For each line below that contains the string "Федерации", copy that line.
··········
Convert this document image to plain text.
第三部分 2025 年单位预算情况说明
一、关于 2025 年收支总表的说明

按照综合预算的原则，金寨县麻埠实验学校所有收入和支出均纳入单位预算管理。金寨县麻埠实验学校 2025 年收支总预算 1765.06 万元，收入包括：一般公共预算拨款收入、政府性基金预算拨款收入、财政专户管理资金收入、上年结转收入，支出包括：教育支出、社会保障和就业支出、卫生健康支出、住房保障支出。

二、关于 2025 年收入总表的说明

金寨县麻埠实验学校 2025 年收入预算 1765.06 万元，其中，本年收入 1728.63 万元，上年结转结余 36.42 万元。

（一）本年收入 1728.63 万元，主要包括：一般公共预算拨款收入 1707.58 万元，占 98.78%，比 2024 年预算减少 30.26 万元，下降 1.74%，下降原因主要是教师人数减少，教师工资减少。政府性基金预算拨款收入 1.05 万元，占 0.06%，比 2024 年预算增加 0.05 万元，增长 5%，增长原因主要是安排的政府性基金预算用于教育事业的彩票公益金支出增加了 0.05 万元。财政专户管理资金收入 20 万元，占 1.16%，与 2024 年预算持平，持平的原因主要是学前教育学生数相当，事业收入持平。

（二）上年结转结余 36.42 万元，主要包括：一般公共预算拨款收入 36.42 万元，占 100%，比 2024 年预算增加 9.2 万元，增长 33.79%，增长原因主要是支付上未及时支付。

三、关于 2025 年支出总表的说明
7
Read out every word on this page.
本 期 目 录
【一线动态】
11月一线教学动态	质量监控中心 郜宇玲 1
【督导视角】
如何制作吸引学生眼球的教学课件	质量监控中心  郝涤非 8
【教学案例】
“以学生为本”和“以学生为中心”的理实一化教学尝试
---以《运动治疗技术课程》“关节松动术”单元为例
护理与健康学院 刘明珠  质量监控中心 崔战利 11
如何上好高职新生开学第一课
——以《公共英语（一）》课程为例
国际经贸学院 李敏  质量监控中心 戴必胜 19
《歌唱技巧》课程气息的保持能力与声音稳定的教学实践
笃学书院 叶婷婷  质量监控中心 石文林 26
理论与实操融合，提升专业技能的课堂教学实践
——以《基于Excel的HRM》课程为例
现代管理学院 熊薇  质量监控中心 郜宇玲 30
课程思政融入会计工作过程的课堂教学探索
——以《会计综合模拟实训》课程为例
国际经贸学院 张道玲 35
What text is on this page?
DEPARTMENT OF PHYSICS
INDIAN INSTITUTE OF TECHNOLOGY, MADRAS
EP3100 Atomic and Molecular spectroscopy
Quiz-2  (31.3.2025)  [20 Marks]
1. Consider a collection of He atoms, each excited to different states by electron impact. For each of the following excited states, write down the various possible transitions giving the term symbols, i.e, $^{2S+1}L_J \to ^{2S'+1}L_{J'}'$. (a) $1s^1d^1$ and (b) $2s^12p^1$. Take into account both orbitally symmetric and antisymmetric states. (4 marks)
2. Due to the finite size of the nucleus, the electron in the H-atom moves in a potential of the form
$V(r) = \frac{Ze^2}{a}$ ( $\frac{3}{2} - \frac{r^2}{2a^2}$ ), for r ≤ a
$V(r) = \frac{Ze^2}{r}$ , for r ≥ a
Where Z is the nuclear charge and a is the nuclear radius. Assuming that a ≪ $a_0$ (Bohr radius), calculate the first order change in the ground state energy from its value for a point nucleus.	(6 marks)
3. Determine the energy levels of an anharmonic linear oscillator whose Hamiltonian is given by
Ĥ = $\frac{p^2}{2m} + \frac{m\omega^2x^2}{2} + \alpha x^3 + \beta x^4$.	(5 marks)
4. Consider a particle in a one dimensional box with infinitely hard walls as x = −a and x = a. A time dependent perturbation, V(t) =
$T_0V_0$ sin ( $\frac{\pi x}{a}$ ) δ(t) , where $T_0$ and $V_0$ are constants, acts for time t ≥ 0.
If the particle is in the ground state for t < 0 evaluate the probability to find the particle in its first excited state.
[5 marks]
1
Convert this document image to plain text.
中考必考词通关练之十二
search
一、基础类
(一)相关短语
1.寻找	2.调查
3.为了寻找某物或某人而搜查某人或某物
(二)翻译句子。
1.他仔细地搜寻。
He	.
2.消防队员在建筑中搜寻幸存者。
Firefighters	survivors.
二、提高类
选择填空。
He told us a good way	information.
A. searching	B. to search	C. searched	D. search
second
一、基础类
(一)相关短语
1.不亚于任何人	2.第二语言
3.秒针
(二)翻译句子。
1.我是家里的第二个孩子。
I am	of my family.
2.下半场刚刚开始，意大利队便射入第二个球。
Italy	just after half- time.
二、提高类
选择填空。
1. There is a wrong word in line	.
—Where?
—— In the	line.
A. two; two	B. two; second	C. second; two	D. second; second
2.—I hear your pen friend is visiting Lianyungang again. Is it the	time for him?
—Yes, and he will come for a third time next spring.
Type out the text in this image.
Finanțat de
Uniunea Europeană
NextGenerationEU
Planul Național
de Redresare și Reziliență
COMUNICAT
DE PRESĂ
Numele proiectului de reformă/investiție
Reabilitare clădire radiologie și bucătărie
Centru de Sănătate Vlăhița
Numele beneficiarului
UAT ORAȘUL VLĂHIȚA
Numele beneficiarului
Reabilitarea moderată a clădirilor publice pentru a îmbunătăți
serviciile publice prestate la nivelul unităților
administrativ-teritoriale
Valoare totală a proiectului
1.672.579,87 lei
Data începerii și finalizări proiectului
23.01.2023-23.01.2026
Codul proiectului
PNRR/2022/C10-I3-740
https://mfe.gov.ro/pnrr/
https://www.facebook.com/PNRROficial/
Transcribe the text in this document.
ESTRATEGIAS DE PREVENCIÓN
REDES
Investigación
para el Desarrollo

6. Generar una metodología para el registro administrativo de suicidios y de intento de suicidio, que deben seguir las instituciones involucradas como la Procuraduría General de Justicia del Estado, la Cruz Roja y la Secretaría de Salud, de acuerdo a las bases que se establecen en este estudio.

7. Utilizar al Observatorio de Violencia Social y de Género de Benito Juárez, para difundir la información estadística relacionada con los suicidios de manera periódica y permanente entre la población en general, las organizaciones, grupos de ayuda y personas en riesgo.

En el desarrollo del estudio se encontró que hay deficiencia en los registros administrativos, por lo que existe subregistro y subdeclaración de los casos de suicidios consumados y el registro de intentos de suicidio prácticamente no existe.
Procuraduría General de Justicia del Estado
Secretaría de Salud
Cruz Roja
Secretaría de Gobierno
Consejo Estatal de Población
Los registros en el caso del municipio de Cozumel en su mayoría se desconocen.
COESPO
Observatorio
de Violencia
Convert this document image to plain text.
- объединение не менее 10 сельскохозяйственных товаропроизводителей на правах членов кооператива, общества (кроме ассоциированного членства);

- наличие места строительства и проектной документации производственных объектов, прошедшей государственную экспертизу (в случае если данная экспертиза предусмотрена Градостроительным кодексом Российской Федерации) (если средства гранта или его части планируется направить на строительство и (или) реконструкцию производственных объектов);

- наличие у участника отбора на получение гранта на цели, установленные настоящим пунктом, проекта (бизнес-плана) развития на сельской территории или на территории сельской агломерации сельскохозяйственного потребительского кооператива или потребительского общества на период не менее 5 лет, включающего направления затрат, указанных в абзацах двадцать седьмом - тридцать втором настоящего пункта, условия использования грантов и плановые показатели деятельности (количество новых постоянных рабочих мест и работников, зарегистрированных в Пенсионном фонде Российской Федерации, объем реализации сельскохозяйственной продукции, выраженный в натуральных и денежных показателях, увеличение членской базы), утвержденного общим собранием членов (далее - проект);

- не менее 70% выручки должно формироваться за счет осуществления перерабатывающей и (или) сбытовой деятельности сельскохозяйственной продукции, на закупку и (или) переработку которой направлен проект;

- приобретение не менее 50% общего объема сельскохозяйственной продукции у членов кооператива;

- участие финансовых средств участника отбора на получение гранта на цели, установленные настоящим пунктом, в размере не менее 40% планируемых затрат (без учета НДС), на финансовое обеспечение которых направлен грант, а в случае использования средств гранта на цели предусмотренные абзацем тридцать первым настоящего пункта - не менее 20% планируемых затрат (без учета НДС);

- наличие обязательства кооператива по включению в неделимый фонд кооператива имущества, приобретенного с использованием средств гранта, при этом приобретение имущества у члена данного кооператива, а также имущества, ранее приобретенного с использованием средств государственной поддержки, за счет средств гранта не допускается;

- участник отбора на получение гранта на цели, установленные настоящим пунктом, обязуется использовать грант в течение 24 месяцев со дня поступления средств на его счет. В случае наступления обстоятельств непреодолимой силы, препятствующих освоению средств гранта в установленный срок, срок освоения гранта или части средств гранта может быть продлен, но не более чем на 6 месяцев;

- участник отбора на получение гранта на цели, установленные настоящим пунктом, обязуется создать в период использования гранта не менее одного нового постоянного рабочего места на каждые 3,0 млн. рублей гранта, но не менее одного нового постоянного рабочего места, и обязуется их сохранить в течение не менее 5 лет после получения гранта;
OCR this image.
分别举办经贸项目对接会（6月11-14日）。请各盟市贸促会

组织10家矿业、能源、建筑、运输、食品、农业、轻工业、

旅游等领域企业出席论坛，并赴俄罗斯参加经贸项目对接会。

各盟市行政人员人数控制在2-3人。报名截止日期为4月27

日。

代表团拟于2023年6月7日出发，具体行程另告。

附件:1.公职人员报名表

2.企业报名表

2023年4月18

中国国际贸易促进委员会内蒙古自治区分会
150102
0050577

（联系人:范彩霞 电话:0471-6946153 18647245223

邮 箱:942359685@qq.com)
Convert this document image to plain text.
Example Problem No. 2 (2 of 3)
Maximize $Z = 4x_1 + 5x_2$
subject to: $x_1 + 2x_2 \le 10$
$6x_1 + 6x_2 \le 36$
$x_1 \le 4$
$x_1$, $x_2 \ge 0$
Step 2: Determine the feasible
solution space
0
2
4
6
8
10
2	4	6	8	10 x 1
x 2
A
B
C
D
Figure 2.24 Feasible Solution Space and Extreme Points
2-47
··········
Worked solution:
- наличие места строительства и проектной документации производственных объектов, прошедшей государственную экспертизу (в случае если данная экспертиза предусмотрена Градостроительным кодексом Российской Федерации) (если средства гранта или его части планируется направить на строительство и (или) реконструкцию производственных объектов);
- наличие у участника отбора на получение гранта на цели, установленные настоящим пунктом, проекта (бизнес-плана) развития на сельской территории или на территории сельской агломерации сельскохозяйственного потребительского кооператива или потребительского общества на период не менее 5 лет, включающего направления затрат, указанных в абзацах двадцать седьмом - тридцать втором настоящего пункта, условия использования грантов и плановые показатели деятельности (количество новых постоянных рабочих мест и работников, зарегистрированных в Пенсионном фонде Российской Федерации, объем реализации сельскохозяйственной продукции, выраженный в натуральных и денежных показателях, увеличение членской базы), утвержденного общим собранием членов (далее - проект);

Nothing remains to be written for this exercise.